* Data shown:

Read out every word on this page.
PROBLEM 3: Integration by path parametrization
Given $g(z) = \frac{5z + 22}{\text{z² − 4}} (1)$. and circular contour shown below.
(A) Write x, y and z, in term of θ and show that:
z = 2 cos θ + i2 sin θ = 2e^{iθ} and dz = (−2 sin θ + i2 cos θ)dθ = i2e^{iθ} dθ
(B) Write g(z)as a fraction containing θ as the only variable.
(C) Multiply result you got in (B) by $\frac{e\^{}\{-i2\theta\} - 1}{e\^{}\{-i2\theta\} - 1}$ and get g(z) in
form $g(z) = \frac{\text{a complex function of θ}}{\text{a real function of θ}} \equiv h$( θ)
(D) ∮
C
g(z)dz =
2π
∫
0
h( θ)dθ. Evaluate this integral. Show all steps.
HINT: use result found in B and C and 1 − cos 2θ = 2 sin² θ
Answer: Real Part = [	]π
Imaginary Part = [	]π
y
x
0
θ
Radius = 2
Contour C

* Aim of the exercise: Exact copies of all the records are required.

* Worked answer:
Read out every word on this page.
PROBLEM 3: Integration by path parametrization
Given $g(z) = \frac{5z + 22}{\text{z² − 4}} (1)$. and circular contour shown below.
(A) Write x, y and z, in term of θ and show that:
z = 2 cos θ + i2 sin θ = 2e^{iθ} and dz = (−2 sin θ + i2 cos θ)dθ = i2e^{iθ} dθ
(B) Write g(z)as a fraction containing θ as the only variable.
(C) Multiply result you got in (B) by $\frac{e\^{}\{-i2\theta\} - 1}{e\^{}\{-i2\theta\} - 1}$ and get g(z) in
form $g(z) = \frac{\text{a complex function of θ}}{\text{a real function of θ}} \equiv h$( θ)
(D) ∮
C
g(z)dz =
2π
∫
0
h( θ)dθ. Evaluate this integral. Show all steps.
HINT: use result found in B and C and 1 − cos 2θ = 2 sin² θ
Answer: Real Part = [	]π
Imaginary Part = [	]π
y
x
0
θ
Radius = 2
Contour C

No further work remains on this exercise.